## The request
Work out how many lines hold the string "účtu". The answer is a single number, nothing more.

Source data:
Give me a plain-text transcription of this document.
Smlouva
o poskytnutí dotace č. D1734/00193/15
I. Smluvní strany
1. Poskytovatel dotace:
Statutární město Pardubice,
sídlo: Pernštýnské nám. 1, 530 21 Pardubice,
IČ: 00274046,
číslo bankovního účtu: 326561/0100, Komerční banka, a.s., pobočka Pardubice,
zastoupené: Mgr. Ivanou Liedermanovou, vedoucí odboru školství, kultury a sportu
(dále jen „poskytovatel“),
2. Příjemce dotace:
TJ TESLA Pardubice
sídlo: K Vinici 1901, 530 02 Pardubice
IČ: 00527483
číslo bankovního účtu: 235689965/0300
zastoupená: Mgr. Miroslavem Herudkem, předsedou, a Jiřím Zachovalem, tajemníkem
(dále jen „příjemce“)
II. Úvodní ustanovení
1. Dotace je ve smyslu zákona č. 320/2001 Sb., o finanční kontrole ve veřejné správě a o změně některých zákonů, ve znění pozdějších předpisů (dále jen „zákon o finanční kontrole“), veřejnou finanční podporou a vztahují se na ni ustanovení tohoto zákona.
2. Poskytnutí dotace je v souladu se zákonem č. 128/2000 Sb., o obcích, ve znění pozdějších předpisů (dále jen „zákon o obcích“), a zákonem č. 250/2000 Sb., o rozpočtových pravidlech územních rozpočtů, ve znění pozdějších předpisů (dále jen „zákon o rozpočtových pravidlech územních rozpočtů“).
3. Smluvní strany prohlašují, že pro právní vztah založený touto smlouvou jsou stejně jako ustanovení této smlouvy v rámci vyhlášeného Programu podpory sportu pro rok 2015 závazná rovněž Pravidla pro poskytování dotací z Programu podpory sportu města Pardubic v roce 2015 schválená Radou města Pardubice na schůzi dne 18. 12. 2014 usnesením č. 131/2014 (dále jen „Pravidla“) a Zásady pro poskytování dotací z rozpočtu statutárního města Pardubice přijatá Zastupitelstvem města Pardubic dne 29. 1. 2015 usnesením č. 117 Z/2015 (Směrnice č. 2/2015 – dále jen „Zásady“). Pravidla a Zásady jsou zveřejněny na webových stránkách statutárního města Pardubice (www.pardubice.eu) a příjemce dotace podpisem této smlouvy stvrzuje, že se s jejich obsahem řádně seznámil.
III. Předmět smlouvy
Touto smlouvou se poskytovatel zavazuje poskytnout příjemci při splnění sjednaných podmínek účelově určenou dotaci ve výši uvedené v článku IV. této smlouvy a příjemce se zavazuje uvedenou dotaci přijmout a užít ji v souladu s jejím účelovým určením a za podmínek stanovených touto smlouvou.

## Output
2